**DO THIS:** Pick out the lines below with "JSON" and list them.

**MATERIAL FOR THE TASK:**
= = = = =

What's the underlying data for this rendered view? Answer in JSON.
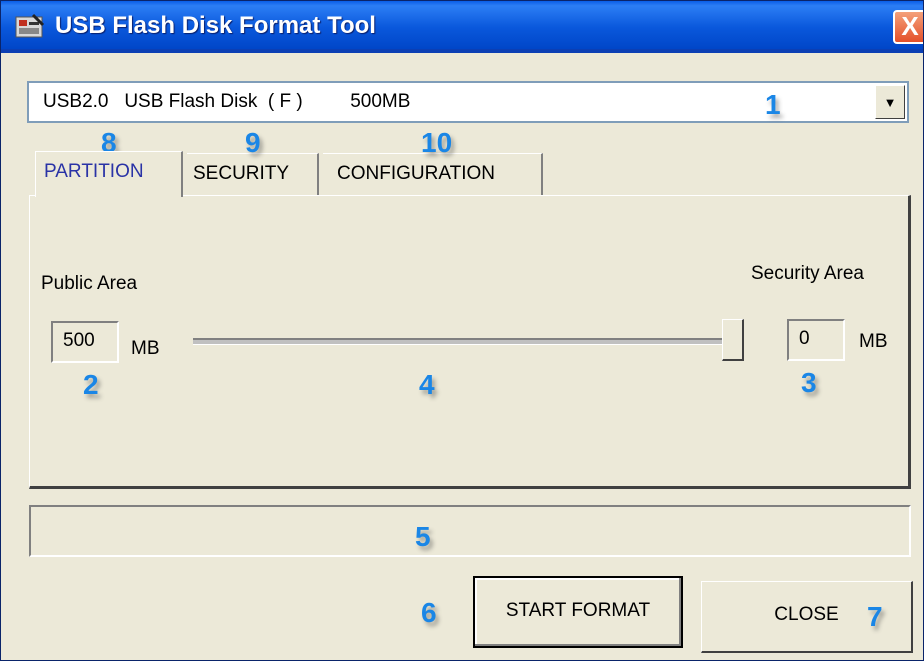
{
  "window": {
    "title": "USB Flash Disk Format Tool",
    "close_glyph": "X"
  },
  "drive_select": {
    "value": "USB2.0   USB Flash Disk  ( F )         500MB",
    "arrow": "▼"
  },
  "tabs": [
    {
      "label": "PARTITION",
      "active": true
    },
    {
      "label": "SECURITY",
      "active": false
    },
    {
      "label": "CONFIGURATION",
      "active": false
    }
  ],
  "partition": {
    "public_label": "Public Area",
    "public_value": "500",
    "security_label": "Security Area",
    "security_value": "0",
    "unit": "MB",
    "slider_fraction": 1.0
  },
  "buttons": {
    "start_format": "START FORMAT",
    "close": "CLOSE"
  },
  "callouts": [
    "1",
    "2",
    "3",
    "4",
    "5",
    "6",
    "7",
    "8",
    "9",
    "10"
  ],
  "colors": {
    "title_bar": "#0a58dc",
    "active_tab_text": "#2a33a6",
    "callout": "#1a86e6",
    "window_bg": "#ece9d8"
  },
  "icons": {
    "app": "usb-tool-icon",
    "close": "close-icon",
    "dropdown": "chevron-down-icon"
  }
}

= = = = =

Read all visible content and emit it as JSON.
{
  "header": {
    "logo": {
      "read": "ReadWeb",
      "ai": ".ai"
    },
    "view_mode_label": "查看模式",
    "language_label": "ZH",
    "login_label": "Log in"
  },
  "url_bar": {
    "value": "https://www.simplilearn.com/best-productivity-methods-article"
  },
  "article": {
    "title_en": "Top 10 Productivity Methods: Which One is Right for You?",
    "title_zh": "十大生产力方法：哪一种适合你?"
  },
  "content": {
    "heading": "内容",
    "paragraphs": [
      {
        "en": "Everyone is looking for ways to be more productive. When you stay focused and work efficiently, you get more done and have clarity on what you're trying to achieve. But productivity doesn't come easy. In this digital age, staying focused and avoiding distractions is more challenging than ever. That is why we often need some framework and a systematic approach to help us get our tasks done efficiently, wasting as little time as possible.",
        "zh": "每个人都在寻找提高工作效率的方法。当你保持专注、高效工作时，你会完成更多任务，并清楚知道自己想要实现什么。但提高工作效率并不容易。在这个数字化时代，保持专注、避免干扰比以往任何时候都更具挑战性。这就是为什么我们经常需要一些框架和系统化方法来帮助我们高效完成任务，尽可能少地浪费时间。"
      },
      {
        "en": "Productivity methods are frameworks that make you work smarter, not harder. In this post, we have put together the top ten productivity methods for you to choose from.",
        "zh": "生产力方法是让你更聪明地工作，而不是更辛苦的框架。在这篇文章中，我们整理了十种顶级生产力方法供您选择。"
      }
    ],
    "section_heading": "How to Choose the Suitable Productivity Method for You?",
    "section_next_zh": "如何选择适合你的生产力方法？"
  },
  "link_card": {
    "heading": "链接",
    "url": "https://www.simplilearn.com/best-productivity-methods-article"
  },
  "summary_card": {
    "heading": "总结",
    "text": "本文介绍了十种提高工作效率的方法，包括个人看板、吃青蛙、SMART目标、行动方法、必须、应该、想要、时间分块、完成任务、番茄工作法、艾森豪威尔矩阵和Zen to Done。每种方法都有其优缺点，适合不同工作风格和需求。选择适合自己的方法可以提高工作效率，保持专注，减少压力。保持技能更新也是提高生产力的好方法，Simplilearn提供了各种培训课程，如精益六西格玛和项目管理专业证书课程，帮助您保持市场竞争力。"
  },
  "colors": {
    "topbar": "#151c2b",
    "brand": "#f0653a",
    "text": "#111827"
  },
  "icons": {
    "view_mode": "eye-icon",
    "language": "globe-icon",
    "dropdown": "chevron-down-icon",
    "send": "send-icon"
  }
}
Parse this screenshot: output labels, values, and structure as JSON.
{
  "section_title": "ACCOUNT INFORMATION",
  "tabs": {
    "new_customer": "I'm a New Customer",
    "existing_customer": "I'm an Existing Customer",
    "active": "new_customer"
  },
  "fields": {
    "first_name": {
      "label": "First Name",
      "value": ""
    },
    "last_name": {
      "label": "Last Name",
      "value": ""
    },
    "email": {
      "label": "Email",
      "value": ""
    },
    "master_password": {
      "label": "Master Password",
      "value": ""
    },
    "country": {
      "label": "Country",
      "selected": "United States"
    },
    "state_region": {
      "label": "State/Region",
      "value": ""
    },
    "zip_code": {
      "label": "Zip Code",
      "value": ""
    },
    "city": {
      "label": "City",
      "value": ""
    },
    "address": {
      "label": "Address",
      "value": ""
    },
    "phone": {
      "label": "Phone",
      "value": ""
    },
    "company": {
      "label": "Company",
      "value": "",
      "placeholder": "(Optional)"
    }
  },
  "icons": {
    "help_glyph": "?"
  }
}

= = = = =

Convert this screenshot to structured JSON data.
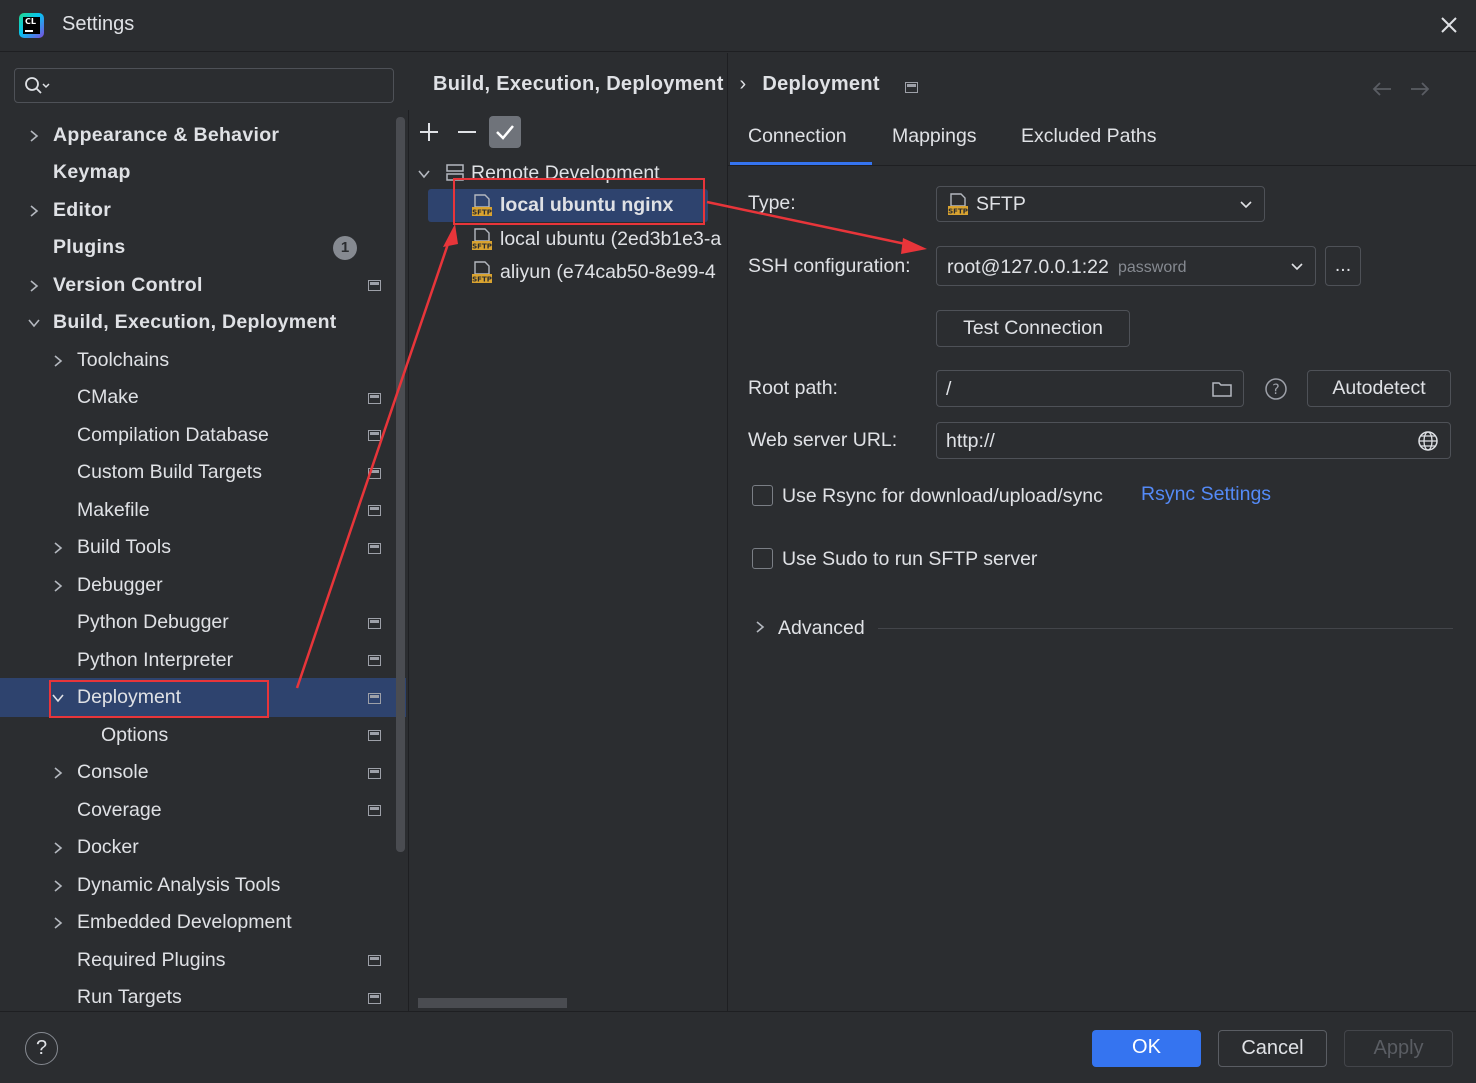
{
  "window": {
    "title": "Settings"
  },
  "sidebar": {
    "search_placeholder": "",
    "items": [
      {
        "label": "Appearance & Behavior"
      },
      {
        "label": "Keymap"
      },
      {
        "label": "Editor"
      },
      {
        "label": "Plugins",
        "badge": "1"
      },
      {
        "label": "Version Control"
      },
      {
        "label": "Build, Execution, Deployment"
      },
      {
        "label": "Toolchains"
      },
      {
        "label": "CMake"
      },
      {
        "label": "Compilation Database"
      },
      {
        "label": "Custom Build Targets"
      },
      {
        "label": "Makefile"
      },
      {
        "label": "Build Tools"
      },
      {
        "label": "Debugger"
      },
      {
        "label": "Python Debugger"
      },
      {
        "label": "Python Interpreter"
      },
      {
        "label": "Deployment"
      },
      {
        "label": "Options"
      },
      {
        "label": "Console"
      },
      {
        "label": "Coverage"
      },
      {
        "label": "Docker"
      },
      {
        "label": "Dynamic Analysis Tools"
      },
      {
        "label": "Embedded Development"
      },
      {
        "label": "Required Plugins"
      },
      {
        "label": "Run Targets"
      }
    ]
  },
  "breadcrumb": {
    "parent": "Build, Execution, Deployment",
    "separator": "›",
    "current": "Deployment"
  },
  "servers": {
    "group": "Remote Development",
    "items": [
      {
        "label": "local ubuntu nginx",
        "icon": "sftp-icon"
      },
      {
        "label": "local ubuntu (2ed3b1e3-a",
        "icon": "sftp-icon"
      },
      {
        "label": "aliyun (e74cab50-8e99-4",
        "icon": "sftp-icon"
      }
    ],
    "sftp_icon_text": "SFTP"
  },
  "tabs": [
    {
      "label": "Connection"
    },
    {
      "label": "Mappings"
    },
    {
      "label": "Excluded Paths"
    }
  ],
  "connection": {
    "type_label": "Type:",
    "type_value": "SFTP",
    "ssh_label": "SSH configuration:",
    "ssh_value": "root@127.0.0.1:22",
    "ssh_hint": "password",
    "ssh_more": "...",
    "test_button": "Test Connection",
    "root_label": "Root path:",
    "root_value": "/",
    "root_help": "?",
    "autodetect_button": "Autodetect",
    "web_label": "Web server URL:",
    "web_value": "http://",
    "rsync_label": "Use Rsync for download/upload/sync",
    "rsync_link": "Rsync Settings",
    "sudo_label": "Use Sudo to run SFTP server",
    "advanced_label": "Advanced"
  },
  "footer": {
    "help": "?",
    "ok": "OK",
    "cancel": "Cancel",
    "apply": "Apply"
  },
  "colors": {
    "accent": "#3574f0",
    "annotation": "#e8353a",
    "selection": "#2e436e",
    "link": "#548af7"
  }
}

= = = = =

**OUTPUT OF THE EXERCISE:**
What's the underlying data for this rendered view? Answer in JSON.
Read all visible content and emit it as JSON.
Parse this screenshot: output labels, values, and structure as JSON.
Convert this screenshot to structured JSON data.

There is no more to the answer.